▸ **Written exercise**
Extract all data as written.

▸ **Input material**
:::::

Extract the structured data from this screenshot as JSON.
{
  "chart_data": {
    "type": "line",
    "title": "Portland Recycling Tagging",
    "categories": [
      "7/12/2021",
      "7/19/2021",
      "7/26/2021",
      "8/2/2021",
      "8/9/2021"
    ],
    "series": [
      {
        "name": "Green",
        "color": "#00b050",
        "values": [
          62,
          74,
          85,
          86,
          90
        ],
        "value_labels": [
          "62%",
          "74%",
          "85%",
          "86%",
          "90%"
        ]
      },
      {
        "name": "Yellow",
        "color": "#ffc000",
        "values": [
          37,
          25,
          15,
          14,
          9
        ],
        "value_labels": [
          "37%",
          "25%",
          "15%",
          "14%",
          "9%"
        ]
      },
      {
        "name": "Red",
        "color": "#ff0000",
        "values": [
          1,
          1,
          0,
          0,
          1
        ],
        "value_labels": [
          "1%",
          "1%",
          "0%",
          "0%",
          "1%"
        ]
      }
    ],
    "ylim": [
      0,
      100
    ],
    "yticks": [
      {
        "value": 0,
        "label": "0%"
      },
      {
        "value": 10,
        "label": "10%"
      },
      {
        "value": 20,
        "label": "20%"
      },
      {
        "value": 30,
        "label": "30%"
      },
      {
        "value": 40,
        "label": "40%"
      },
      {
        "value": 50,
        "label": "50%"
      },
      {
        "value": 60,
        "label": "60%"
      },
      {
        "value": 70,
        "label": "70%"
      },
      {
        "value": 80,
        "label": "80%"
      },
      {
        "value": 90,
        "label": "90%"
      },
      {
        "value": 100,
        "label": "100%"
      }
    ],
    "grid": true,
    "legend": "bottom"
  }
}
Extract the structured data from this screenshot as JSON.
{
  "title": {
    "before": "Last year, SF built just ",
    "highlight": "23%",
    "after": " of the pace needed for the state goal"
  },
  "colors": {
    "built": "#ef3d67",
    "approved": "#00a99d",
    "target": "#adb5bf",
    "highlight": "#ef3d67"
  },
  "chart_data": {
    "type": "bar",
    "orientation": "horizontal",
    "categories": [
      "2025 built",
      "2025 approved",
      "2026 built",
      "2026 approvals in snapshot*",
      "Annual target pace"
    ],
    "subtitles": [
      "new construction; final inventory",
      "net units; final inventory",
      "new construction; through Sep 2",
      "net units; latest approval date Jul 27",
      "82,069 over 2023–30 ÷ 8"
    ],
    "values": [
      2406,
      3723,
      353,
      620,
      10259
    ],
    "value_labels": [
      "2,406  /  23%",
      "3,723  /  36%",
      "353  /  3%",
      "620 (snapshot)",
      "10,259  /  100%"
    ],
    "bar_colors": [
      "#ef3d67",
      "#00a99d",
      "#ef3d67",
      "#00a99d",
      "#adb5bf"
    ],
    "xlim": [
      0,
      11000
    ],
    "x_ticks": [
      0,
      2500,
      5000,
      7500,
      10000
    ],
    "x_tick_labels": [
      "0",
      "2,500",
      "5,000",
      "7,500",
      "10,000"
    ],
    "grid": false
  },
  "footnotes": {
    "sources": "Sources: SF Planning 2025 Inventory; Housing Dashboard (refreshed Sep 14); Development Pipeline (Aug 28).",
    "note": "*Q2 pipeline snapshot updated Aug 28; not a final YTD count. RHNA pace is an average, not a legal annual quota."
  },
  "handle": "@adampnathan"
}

:::::

▸ **Answer below**
Extract the structured data from this screenshot as JSON.
{
  "chart_data": {
    "type": "line",
    "title": "Portland Recycling Tagging",
    "categories": [
      "7/12/2021",
      "7/19/2021",
      "7/26/2021",
      "8/2/2021",
      "8/9/2021"
    ],
    "series": [
      {
        "name": "Green",
        "color": "#00b050",
        "values": [
          62,
          74,
          85,
          86,
          90
        ],
        "value_labels": [
          "62%",
          "74%",
          "85%",
          "86%",
          "90%"
        ]
      },
      {
        "name": "Yellow",
        "color": "#ffc000",
        "values": [
          37,
          25,
          15,
          14,
          9
        ],
        "value_labels": [
          "37%",
          "25%",
          "15%",
          "14%",
          "9%"
        ]
      },
      {
        "name": "Red",
        "color": "#ff0000",
        "values": [
          1,
          1,
          0,
          0,
          1
        ],
        "value_labels": [
          "1%",
          "1%",
          "0%",
          "0%",
          "1%"
        ]
      }
    ],
    "ylim": [
      0,
      100
    ],
    "yticks": [
      {
        "value": 0,
        "label": "0%"
      },
      {
        "value": 10,
        "label": "10%"
      },
      {
        "value": 20,
        "label": "20%"
      },
      {
        "value": 30,
        "label": "30%"
      },
      {
        "value": 40,
        "label": "40%"
      },
      {
        "value": 50,
        "label": "50%"
      },
      {
        "value": 60,
        "label": "60%"
      },
      {
        "value": 70,
        "label": "70%"
      },
      {
        "value": 80,
        "label": "80%"
      },
      {
        "value": 90,
        "label": "90%"
      },
      {
        "value": 100,
        "label": "100%"
      }
    ],
    "grid": true,
    "legend": "bottom"
  }
}
Extract the structured data from this screenshot as JSON.
{
  "title": {
    "before": "Last year, SF built just ",
    "highlight": "23%",
    "after": " of the pace needed for the state goal"
  },
  "colors": {
    "built": "#ef3d67",
    "approved": "#00a99d",
    "target": "#adb5bf",
    "highlight": "#ef3d67"
  },
  "chart_data": {
    "type": "bar",
    "orientation": "horizontal",
    "categories": [
      "2025 built",
      "2025 approved",
      "2026 built",
      "2026 approvals in snapshot*",
      "Annual target pace"
    ],
    "subtitles": [
      "new construction; final inventory",
      "net units; final inventory",
      "new construction; through Sep 2",
      "net units; latest approval date Jul 27",
      "82,069 over 2023–30 ÷ 8"
    ],
    "values": [
      2406,
      3723,
      353,
      620,
      10259
    ],
    "value_labels": [
      "2,406  /  23%",
      "3,723  /  36%",
      "353  /  3%",
      "620 (snapshot)",
      "10,259  /  100%"
    ],
    "bar_colors": [
      "#ef3d67",
      "#00a99d",
      "#ef3d67",
      "#00a99d",
      "#adb5bf"
    ],
    "xlim": [
      0,
      11000
    ],
    "x_ticks": [
      0,
      2500,
      5000,
      7500,
      10000
    ],
    "x_tick_labels": [
      "0",
      "2,500",
      "5,000",
      "7,500",
      "10,000"
    ],
    "grid": false
  },
  "footnotes": {
    "sources": "Sources: SF Planning 2025 Inventory; Housing Dashboard (refreshed Sep 14); Development Pipeline (Aug 28).",
    "note": "*Q2 pipeline snapshot updated Aug 28; not a final YTD count. RHNA pace is an average, not a legal annual quota."
  },
  "handle": "@adampnathan"
}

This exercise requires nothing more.